• **Explore the material**:
a. For each statement below, state whether it agrees with the passage describing the drawings. Answer yes or no, and quote the deciding words of the passage. (i) Nine clones were tested in panel B of FIG. 1. (ii) In panel C of FIG. 1, Aβ immunoreactivity was detected using 1A9. (iii) In the calcein AM/PI staining of FIG. 2, dead cells were stained green.
b. Resume the passage describing the drawings of the antibodies against Aβ oligomers, beginning after its final sentence.

BRIEF DESCRIPTION OF THE DRAWINGS

FIG. 1 presents photographs and a graph showing the results of production and characteristic determination of oligomer-specific antibodies. A: Electrophoresis of immunogens. The Aβ 1-42 tetramer (black arrowhead) which is free of contamination of the Aβ 1-42 monomer (outlined arrowhead) was isolated using SDS-PAGE. Lane 1: Aβ 1-42 dissolved in 10 mM phosphate buffer; and Lane 2: Aβ 1-42 dissolved in distilled deionized water. B: Aβ amyloid, which is insoluble in a buffer but can be extracted using formic acid from the brain of Alzheimer\'s disease patients, was immunoprecipitated using the supernatant of a positive hybridoma cell culture, and the immune complex was selectively separated using protein-G agarose (Amersham). Nine clones were tested; lane 2 (asterisk) is 1A9 and lane 6 (double asterisk) is 2C3. C: Elution profile of SEC of a conditioned medium. Among the 24 SEC-collected fractions, fractions 8, 13, and 16 were subjected to 1A9 immunoprecipitation. Aβ immunoreactivity was detected using 4G8. The black arrowhead indicates the trimer and the outlined arrowhead indicates the dimer. Asterisk (*) indicates the anti-mouse IgG light chain.

FIG. 2 presents photographs and a graph showing the antitoxic activity of 1A9 and 2C3. A to F: Representative images of NGF-treated PC12 (PC12N) cells, which were exposed to seed-free Aβ 1-42 at 37° C. for 48 hours in the presence or absence of the antibodies (left half of each panel). Representative calcein AM/PI staining where live cells were stained green and dead cells were stained red (right half of each panel). G: The viability of cells exposed to seed-free Aβ 1-42 (25 μM) with the following antibodies: non-specific IgG2b (filled square); 4G8 (open triangle); 1A9 (open square); and 2C3 (filled circle).

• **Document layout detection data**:
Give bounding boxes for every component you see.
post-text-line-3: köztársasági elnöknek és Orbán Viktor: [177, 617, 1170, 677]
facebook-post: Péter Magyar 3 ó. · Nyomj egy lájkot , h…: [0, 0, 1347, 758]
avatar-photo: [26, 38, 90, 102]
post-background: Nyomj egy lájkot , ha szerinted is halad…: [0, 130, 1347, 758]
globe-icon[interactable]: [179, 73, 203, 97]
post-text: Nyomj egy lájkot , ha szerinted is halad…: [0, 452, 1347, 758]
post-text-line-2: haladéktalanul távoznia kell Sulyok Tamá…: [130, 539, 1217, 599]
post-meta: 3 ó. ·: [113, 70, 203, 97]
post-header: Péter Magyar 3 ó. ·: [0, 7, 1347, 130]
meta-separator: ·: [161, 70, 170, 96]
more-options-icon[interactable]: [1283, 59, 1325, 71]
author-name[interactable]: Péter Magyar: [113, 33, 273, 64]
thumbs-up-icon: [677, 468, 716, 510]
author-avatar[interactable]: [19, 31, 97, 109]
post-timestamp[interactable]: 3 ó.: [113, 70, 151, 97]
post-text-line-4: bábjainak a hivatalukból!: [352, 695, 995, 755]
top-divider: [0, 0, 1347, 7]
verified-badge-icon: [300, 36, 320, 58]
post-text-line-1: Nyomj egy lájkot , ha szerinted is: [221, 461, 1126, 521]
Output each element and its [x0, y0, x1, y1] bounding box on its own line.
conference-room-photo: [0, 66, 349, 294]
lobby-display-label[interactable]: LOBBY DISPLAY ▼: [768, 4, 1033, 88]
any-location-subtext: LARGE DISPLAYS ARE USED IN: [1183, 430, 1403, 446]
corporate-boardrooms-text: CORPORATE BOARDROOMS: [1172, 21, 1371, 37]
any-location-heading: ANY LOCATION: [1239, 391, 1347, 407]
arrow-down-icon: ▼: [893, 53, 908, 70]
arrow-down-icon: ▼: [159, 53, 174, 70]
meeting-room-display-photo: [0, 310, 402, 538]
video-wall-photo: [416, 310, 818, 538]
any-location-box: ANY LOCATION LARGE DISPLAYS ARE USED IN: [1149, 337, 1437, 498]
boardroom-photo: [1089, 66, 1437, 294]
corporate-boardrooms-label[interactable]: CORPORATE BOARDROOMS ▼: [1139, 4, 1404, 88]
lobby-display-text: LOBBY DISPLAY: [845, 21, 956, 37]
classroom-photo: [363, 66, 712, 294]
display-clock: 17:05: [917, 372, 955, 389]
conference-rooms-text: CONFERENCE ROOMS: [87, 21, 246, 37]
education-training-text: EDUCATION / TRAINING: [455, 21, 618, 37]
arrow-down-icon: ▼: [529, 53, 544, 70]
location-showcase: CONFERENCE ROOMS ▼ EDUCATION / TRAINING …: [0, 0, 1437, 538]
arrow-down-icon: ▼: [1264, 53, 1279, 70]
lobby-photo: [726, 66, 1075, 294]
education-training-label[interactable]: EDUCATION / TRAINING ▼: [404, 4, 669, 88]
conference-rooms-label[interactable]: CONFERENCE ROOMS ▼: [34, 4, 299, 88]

• **Answers by task**:
a.
(i) Yes: "Nine clones were tested"
(ii) No: "Aβ immunoreactivity was detected using 4G8."
(iii) No: "live cells were stained green and dead cells were stained red"

b.
FIG. 3 presents photographs and a graph showing the size and morphological characteristics of the toxic Aβ assemblies targeted by 1A9 and 2C3. A: The 540,000×g supernatant of Aβ 1-42 (25 μM) was subjected to a continuous molecular sieving process using ultrafiltration membranes having a molecular weight cutoff value of 3, 10, 30, and 100 kDa (Microcon). The four types of filtrates thus fractioned were named as follows: fraction 1 (<3 kDa), fraction 2 (3 to 10 kDa), fraction 3 (10 to 30 kDa), fraction 4 (30 to 100 kDa); and fraction 5 (>100 kDa) which was finally retained. The presence of Aβ 1-42 in each of the above-mentioned fractions was detected by 4G8 immunoblotting. B: Representative images of NGF-treated PC12 (PC12N) cells treated with the five fractions at 37° C. for 48 hours. The toxicity of each fraction was evaluated as described above for FIG. 2. C: The viability of cells treated with the 540,000×g supernatant of Aβ 1-42 and the five fractions (fractions 1 to 5). Similar results were obtained from two independent experiments. The values are presented in percentage (mean±SD) with respect to the control. D: Dot blot analysis of the five fractions (fractions 1 to 5). The blots were reacted with A11, 1A9, 2C3, and 4G8. E: AFM images of the five fractions. In fraction 5 (Fr. 5) that had the strongest toxicity, ring-shaped and bead-shaped structures were observed in addition to granular molecules.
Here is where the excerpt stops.